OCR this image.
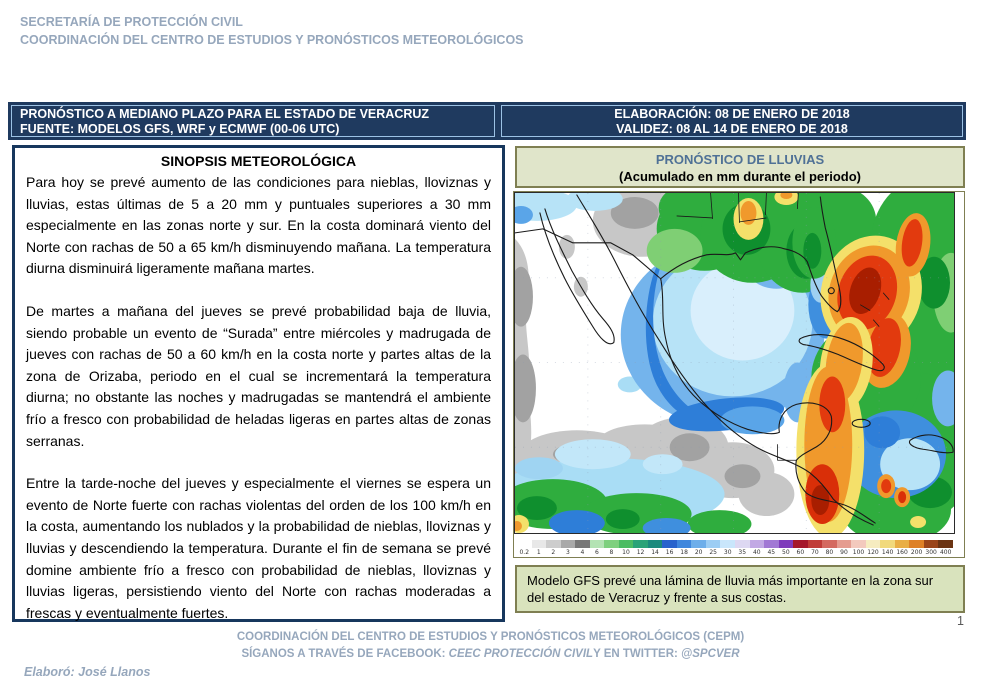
SECRETARÍA DE PROTECCIÓN CIVIL
COORDINACIÓN DEL CENTRO DE ESTUDIOS Y PRONÓSTICOS METEOROLÓGICOS
PRONÓSTICO A MEDIANO PLAZO PARA EL ESTADO DE VERACRUZ
FUENTE: MODELOS GFS, WRF y ECMWF (00-06 UTC)
ELABORACIÓN: 08 DE ENERO DE 2018
VALIDEZ: 08 AL 14 DE ENERO DE 2018
SINOPSIS METEOROLÓGICA

Para hoy se prevé aumento de las condiciones para nieblas, lloviznas y lluvias, estas últimas de 5 a 20 mm y puntuales superiores a 30 mm especialmente en las zonas norte y sur. En la costa dominará viento del Norte con rachas de 50 a 65 km/h disminuyendo mañana. La temperatura diurna disminuirá ligeramente mañana martes.

De martes a mañana del jueves se prevé probabilidad baja de lluvia, siendo probable un evento de “Surada” entre miércoles y madrugada de jueves con rachas de 50 a 60 km/h en la costa norte y partes altas de la zona de Orizaba, periodo en el cual se incrementará la temperatura diurna; no obstante las noches y madrugadas se mantendrá el ambiente frío a fresco con probabilidad de heladas ligeras en partes altas de zonas serranas.

Entre la tarde-noche del jueves y especialmente el viernes se espera un evento de Norte fuerte con rachas violentas del orden de los 100 km/h en la costa, aumentando los nublados y la probabilidad de nieblas, lloviznas y lluvias y descendiendo la temperatura. Durante el fin de semana se prevé domine ambiente frío a fresco con probabilidad de nieblas, lloviznas y lluvias ligeras, persistiendo viento del Norte con rachas moderadas a frescas y eventualmente fuertes.

PRONÓSTICO DE LLUVIAS
(Acumulado en mm durante el periodo)
0.2	1	2	3	4	6	8	10	12	14	16	18	20	25	30	35	40	45	50	60	70	80	90 100 120 140 160 200 300 400
Modelo GFS prevé una lámina de lluvia más importante en la zona sur del estado de Veracruz y frente a sus costas.
1
COORDINACIÓN DEL CENTRO DE ESTUDIOS Y PRONÓSTICOS METEOROLÓGICOS (CEPM)
SÍGANOS A TRAVÉS DE FACEBOOK: CEEC PROTECCIÓN CIVILY EN TWITTER: @SPCVER
Elaboró: José Llanos
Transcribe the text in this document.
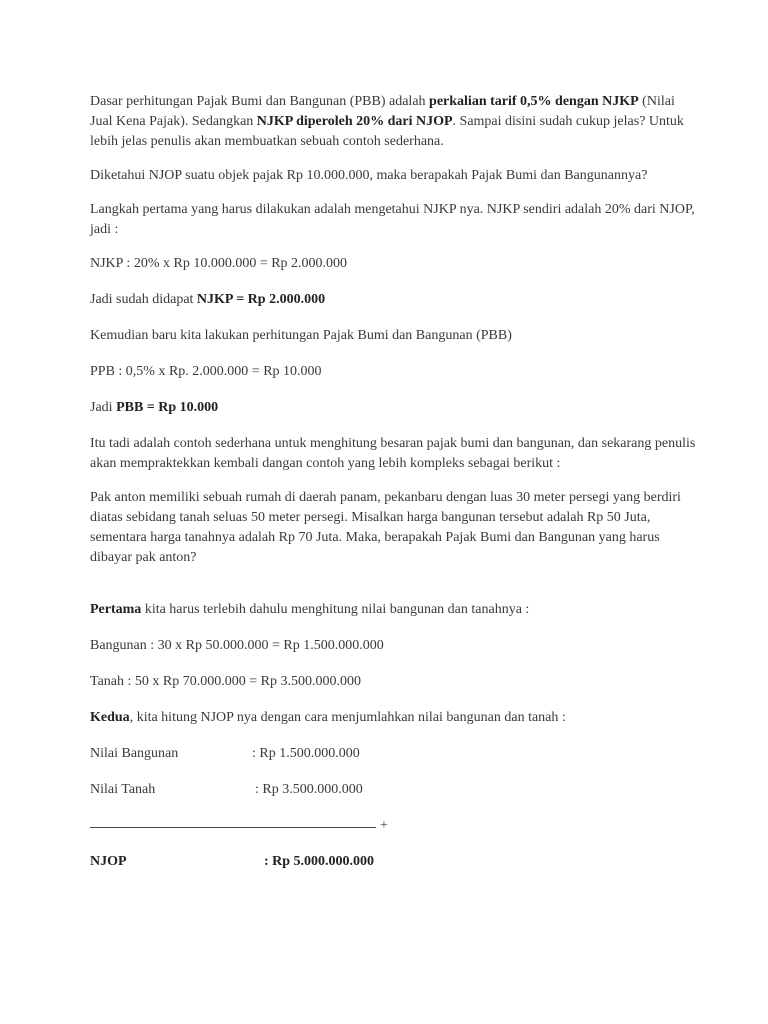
Dasar perhitungan Pajak Bumi dan Bangunan (PBB) adalah perkalian tarif 0,5% dengan NJKP (Nilai Jual Kena Pajak). Sedangkan NJKP diperoleh 20% dari NJOP. Sampai disini sudah cukup jelas? Untuk lebih jelas penulis akan membuatkan sebuah contoh sederhana.

Diketahui NJOP suatu objek pajak Rp 10.000.000, maka berapakah Pajak Bumi dan Bangunannya?

Langkah pertama yang harus dilakukan adalah mengetahui NJKP nya. NJKP sendiri adalah 20% dari NJOP, jadi :

NJKP : 20% x Rp 10.000.000 = Rp 2.000.000

Jadi sudah didapat NJKP = Rp 2.000.000

Kemudian baru kita lakukan perhitungan Pajak Bumi dan Bangunan (PBB)

PPB : 0,5% x Rp. 2.000.000 = Rp 10.000

Jadi PBB = Rp 10.000

Itu tadi adalah contoh sederhana untuk menghitung besaran pajak bumi dan bangunan, dan sekarang penulis akan mempraktekkan kembali dangan contoh yang lebih kompleks sebagai berikut :

Pak anton memiliki sebuah rumah di daerah panam, pekanbaru dengan luas 30 meter persegi yang berdiri diatas sebidang tanah seluas 50 meter persegi. Misalkan harga bangunan tersebut adalah Rp 50 Juta, sementara harga tanahnya adalah Rp 70 Juta. Maka, berapakah Pajak Bumi dan Bangunan yang harus dibayar pak anton?

Pertama kita harus terlebih dahulu menghitung nilai bangunan dan tanahnya :

Bangunan : 30 x Rp 50.000.000 = Rp 1.500.000.000

Tanah : 50 x Rp 70.000.000 = Rp 3.500.000.000

Kedua, kita hitung NJOP nya dengan cara menjumlahkan nilai bangunan dan tanah :

Nilai Bangunan	: Rp 1.500.000.000
Nilai Tanah	: Rp 3.500.000.000
+
NJOP	: Rp 5.000.000.000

──────

Find the string "probabilidad" in the entries above and return each line that holds it.

De martes a mañana del jueves se prevé probabilidad baja de lluvia, siendo probable un evento de “Surada” entre miércoles y madrugada de jueves con rachas de 50 a 60 km/h en la costa norte y partes altas de la zona de Orizaba, periodo en el cual se incrementará la temperatura diurna; no obstante las noches y madrugadas se mantendrá el ambiente frío a fresco con probabilidad de heladas ligeras en partes altas de zonas serranas.
Entre la tarde-noche del jueves y especialmente el viernes se espera un evento de Norte fuerte con rachas violentas del orden de los 100 km/h en la costa, aumentando los nublados y la probabilidad de nieblas, lloviznas y lluvias y descendiendo la temperatura. Durante el fin de semana se prevé domine ambiente frío a fresco con probabilidad de nieblas, lloviznas y lluvias ligeras, persistiendo viento del Norte con rachas moderadas a frescas y eventualmente fuertes.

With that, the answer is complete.